Written instruction: In the listing below, count the lines containing the string "khẩu" and state only the number.

◇ ◇ ◇ ◇ ◇

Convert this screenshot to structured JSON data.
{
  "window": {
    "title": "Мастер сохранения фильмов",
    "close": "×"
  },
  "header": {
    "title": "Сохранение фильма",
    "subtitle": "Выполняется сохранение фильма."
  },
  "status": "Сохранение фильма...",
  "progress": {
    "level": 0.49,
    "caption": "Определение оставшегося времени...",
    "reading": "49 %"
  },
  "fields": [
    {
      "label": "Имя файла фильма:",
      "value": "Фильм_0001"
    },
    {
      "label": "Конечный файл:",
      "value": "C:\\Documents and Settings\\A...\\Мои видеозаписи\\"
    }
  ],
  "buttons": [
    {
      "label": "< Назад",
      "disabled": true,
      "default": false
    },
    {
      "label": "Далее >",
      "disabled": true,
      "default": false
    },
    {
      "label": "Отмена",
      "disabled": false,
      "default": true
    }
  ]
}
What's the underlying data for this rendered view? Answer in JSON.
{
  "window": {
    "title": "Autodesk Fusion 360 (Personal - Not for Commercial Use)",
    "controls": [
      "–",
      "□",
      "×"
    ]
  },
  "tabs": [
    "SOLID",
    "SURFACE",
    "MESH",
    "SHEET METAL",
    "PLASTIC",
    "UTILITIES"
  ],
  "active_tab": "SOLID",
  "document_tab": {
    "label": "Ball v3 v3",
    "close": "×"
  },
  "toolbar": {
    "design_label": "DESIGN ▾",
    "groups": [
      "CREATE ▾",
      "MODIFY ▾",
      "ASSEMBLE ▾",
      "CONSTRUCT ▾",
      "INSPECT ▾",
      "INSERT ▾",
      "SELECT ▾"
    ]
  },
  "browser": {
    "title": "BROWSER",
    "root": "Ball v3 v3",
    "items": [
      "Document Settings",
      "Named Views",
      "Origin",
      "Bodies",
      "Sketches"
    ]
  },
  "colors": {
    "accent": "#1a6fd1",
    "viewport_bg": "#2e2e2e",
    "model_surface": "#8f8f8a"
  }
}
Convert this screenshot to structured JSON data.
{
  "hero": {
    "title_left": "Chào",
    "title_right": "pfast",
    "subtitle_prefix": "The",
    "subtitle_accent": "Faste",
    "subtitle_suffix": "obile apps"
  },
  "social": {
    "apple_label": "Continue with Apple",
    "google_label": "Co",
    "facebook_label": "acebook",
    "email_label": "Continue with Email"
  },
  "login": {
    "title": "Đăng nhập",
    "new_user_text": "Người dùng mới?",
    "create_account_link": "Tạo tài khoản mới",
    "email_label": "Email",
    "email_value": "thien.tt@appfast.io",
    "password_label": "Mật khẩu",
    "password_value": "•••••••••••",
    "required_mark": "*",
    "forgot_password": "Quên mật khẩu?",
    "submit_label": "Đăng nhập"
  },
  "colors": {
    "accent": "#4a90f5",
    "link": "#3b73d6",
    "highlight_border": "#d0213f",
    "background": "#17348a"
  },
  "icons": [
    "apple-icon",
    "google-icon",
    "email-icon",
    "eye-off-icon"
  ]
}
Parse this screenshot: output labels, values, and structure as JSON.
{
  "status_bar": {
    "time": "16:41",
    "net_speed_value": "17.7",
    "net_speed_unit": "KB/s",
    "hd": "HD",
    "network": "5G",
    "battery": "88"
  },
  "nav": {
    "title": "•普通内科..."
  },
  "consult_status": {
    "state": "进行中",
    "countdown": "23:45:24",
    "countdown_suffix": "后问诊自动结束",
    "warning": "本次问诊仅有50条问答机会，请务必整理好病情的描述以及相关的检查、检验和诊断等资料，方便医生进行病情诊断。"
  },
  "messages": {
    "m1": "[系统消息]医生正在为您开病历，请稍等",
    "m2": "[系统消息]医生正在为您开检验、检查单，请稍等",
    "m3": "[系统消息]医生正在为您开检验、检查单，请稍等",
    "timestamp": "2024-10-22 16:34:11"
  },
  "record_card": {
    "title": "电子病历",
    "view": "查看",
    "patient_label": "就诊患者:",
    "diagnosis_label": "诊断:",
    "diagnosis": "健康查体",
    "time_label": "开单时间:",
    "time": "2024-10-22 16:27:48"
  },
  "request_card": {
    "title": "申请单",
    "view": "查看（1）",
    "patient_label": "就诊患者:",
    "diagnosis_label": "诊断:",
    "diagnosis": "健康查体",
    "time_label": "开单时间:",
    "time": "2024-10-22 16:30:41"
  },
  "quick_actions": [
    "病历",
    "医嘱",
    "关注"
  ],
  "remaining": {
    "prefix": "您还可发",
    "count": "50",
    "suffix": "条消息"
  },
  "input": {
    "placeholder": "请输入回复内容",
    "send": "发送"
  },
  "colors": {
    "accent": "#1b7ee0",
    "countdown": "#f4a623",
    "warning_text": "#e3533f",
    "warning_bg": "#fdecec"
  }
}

◇ ◇ ◇ ◇ ◇

Task solution: 2